(A block of data)
━━━━━━━━━━━━━━━━

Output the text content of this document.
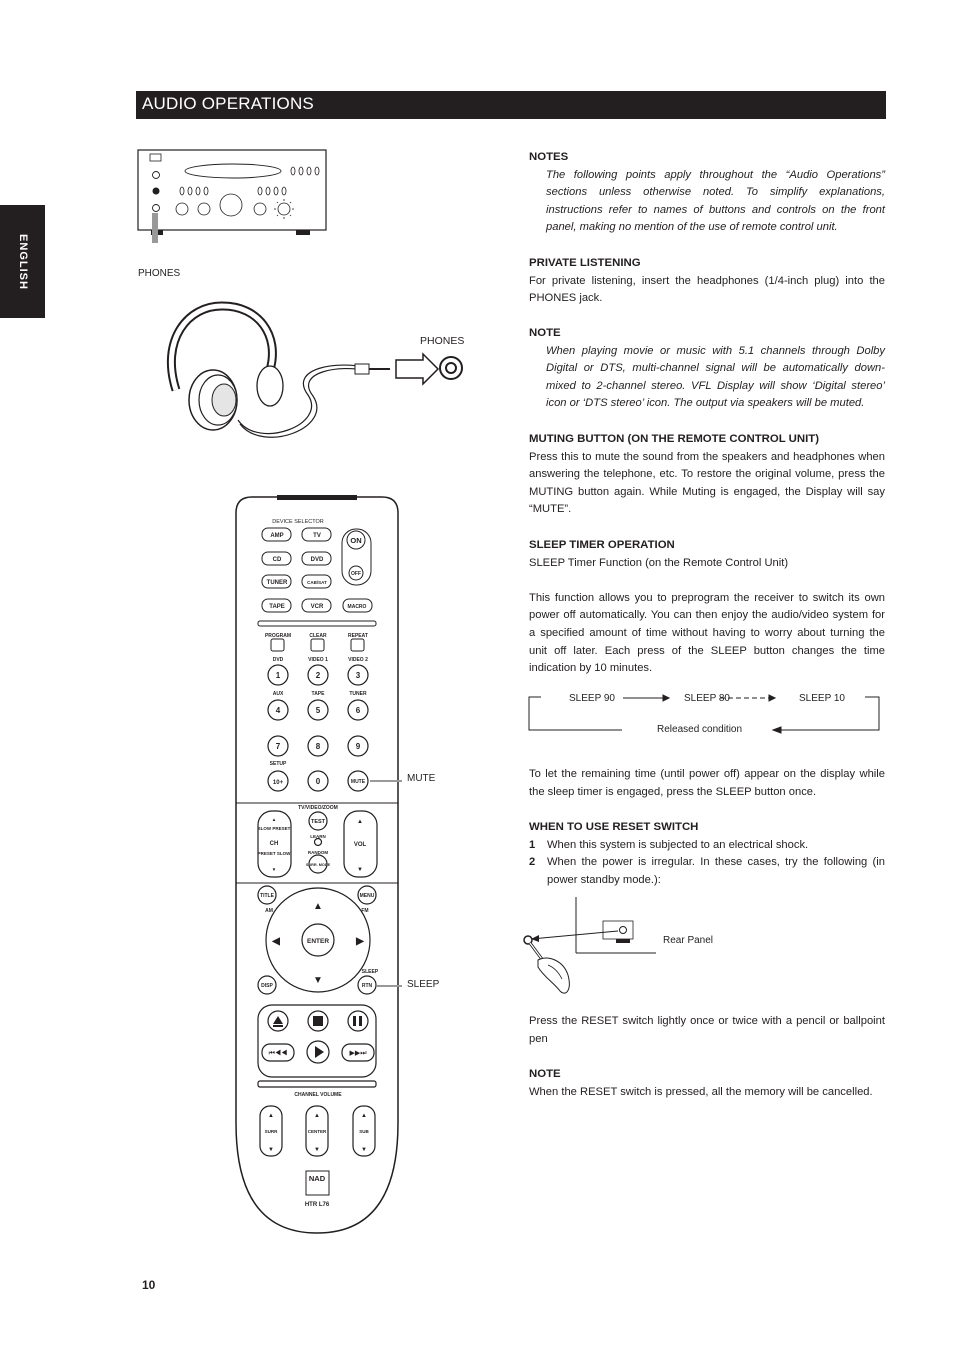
AUDIO OPERATIONS
ENGLISH	PHONES
PHONES
DEVICE SELECTOR
AMP	TV
CD	DVD
TUNER	CAB/SAT
TAPE	VCR	MACRO
ON
OFF
PROGRAM	CLEAR	REPEAT
DVD	VIDEO 1	VIDEO 2
AUX	TAPE	TUNER
SETUP
1	2	3
4	5	6
7	8	9
10+	0	MUTE
TV/VIDEO/ZOOM
▲
SLOW PRESET
CH
PRESET SLOW
▼
▲
VOL
▼
TEST
LEARN
RANDOM
SURR. MODE
TITLE	MENU
AM	FM
ENTER
SLEEP
DISP	RTN
▲
▼
◀	▶
⏮◀◀	▶▶⏭
CHANNEL VOLUME
▲
SURR
▼
▲
CENTER
▼
▲
SUB
▼
NAD
HTR L76
MUTE
SLEEP

NOTES

The following points apply throughout the “Audio Operations” sections unless otherwise noted. To simplify explanations, instructions refer to names of buttons and controls on the front panel, making no mention of the use of remote control unit.

PRIVATE LISTENING

For private listening, insert the headphones (1/4-inch plug) into the PHONES jack.

NOTE

When playing movie or music with 5.1 channels through Dolby Digital or DTS, multi-channel signal will be automatically down-mixed to 2-channel stereo. VFL Display will show ‘Digital stereo’ icon or ‘DTS stereo’ icon. The output via speakers will be muted.

MUTING BUTTON (ON THE REMOTE CONTROL UNIT)

Press this to mute the sound from the speakers and headphones when answering the telephone, etc. To restore the original volume, press the MUTING button again. While Muting is engaged, the Display will say “MUTE”.

SLEEP TIMER OPERATION

SLEEP Timer Function (on the Remote Control Unit)

This function allows you to preprogram the receiver to switch its own power off automatically. You can then enjoy the audio/video system for a specified amount of time without having to worry about turning the unit off later. Each press of the SLEEP button changes the time indication by 10 minutes.

SLEEP 90	SLEEP 80	SLEEP 10
Released condition

To let the remaining time (until power off) appear on the display while the sleep timer is engaged, press the SLEEP button once.

WHEN TO USE RESET SWITCH

1	When this system is subjected to an electrical shock.
2	When the power is irregular. In these cases, try the following (in power standby mode.):
Rear Panel

Press the RESET switch lightly once or twice with a pencil or ballpoint pen

NOTE

When the RESET switch is pressed, all the memory will be cancelled.

10
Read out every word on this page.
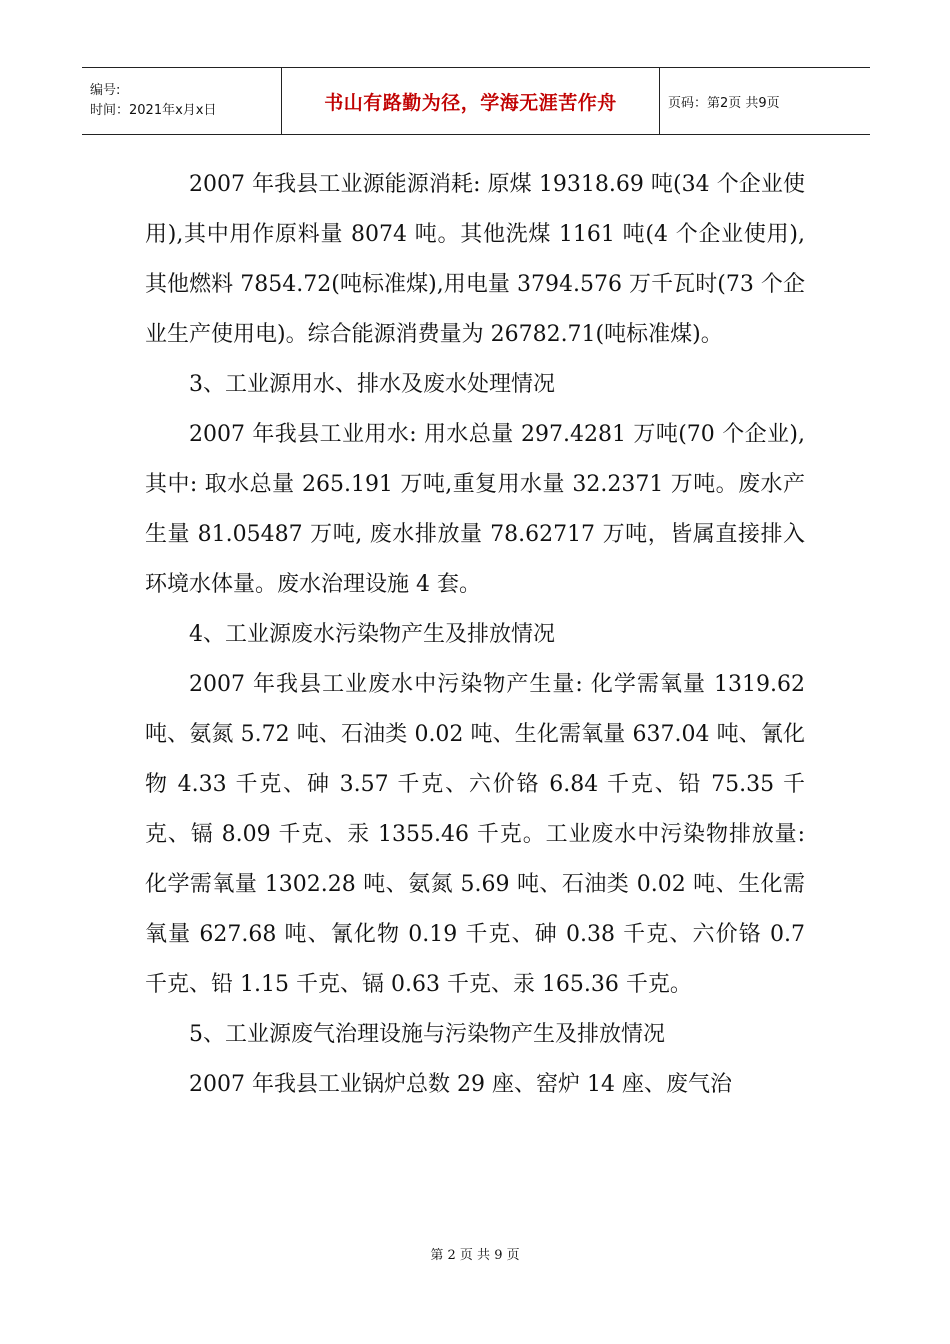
编号:
时间：2021年x月x日	书山有路勤为径，学海无涯苦作舟	页码：第2页 共9页

2007 年我县工业源能源消耗: 原煤 19318.69 吨(34 个企业使用),其中用作原料量 8074 吨。其他洗煤 1161 吨(4 个企业使用),其他燃料 7854.72(吨标准煤),用电量 3794.576 万千瓦时(73 个企业生产使用电)。综合能源消费量为 26782.71(吨标准煤)。

3、工业源用水、排水及废水处理情况

2007 年我县工业用水: 用水总量 297.4281 万吨(70 个企业),其中: 取水总量 265.191 万吨,重复用水量 32.2371 万吨。废水产生量 81.05487 万吨, 废水排放量 78.62717 万吨，皆属直接排入环境水体量。废水治理设施 4 套。

4、工业源废水污染物产生及排放情况

2007 年我县工业废水中污染物产生量: 化学需氧量 1319.62 吨、氨氮 5.72 吨、石油类 0.02 吨、生化需氧量 637.04 吨、氰化物 4.33 千克、砷 3.57 千克、六价铬 6.84 千克、铅 75.35 千克、镉 8.09 千克、汞 1355.46 千克。工业废水中污染物排放量: 化学需氧量 1302.28 吨、氨氮 5.69 吨、石油类 0.02 吨、生化需氧量 627.68 吨、氰化物 0.19 千克、砷 0.38 千克、六价铬 0.7 千克、铅 1.15 千克、镉 0.63 千克、汞 165.36 千克。

5、工业源废气治理设施与污染物产生及排放情况

2007 年我县工业锅炉总数 29 座、窑炉 14 座、废气治

第 2 页 共 9 页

━━━━━━━━━━━━━━━━

**Short problem**: Please set down each line of the data above exactly as written, without the pictures.

**Task result**:
Output the text content of this document.
AUDIO OPERATIONS
ENGLISH	PHONES
PHONES
DEVICE SELECTOR
AMP	TV
CD	DVD
TUNER	CAB/SAT
TAPE	VCR	MACRO
ON
OFF
PROGRAM	CLEAR	REPEAT
DVD	VIDEO 1	VIDEO 2
AUX	TAPE	TUNER
SETUP
1	2	3
4	5	6
7	8	9
10+	0	MUTE
TV/VIDEO/ZOOM
▲
SLOW PRESET
CH
PRESET SLOW
▼
▲
VOL
▼
TEST
LEARN
RANDOM
SURR. MODE
TITLE	MENU
AM	FM
ENTER
SLEEP
DISP	RTN
▲
▼
◀	▶
⏮◀◀	▶▶⏭
CHANNEL VOLUME
▲
SURR
▼
▲
CENTER
▼
▲
SUB
▼
NAD
HTR L76
MUTE
SLEEP

NOTES

The following points apply throughout the “Audio Operations” sections unless otherwise noted. To simplify explanations, instructions refer to names of buttons and controls on the front panel, making no mention of the use of remote control unit.

PRIVATE LISTENING

For private listening, insert the headphones (1/4-inch plug) into the PHONES jack.

NOTE

When playing movie or music with 5.1 channels through Dolby Digital or DTS, multi-channel signal will be automatically down-mixed to 2-channel stereo. VFL Display will show ‘Digital stereo’ icon or ‘DTS stereo’ icon. The output via speakers will be muted.

MUTING BUTTON (ON THE REMOTE CONTROL UNIT)

Press this to mute the sound from the speakers and headphones when answering the telephone, etc. To restore the original volume, press the MUTING button again. While Muting is engaged, the Display will say “MUTE”.

SLEEP TIMER OPERATION

SLEEP Timer Function (on the Remote Control Unit)

This function allows you to preprogram the receiver to switch its own power off automatically. You can then enjoy the audio/video system for a specified amount of time without having to worry about turning the unit off later. Each press of the SLEEP button changes the time indication by 10 minutes.

SLEEP 90	SLEEP 80	SLEEP 10
Released condition

To let the remaining time (until power off) appear on the display while the sleep timer is engaged, press the SLEEP button once.

WHEN TO USE RESET SWITCH

1	When this system is subjected to an electrical shock.
2	When the power is irregular. In these cases, try the following (in power standby mode.):
Rear Panel

Press the RESET switch lightly once or twice with a pencil or ballpoint pen

NOTE

When the RESET switch is pressed, all the memory will be cancelled.

10
Read out every word on this page.
编号:
时间：2021年x月x日	书山有路勤为径，学海无涯苦作舟	页码：第2页 共9页

2007 年我县工业源能源消耗: 原煤 19318.69 吨(34 个企业使用),其中用作原料量 8074 吨。其他洗煤 1161 吨(4 个企业使用),其他燃料 7854.72(吨标准煤),用电量 3794.576 万千瓦时(73 个企业生产使用电)。综合能源消费量为 26782.71(吨标准煤)。

3、工业源用水、排水及废水处理情况

2007 年我县工业用水: 用水总量 297.4281 万吨(70 个企业),其中: 取水总量 265.191 万吨,重复用水量 32.2371 万吨。废水产生量 81.05487 万吨, 废水排放量 78.62717 万吨，皆属直接排入环境水体量。废水治理设施 4 套。

4、工业源废水污染物产生及排放情况

2007 年我县工业废水中污染物产生量: 化学需氧量 1319.62 吨、氨氮 5.72 吨、石油类 0.02 吨、生化需氧量 637.04 吨、氰化物 4.33 千克、砷 3.57 千克、六价铬 6.84 千克、铅 75.35 千克、镉 8.09 千克、汞 1355.46 千克。工业废水中污染物排放量: 化学需氧量 1302.28 吨、氨氮 5.69 吨、石油类 0.02 吨、生化需氧量 627.68 吨、氰化物 0.19 千克、砷 0.38 千克、六价铬 0.7 千克、铅 1.15 千克、镉 0.63 千克、汞 165.36 千克。

5、工业源废气治理设施与污染物产生及排放情况

2007 年我县工业锅炉总数 29 座、窑炉 14 座、废气治

第 2 页 共 9 页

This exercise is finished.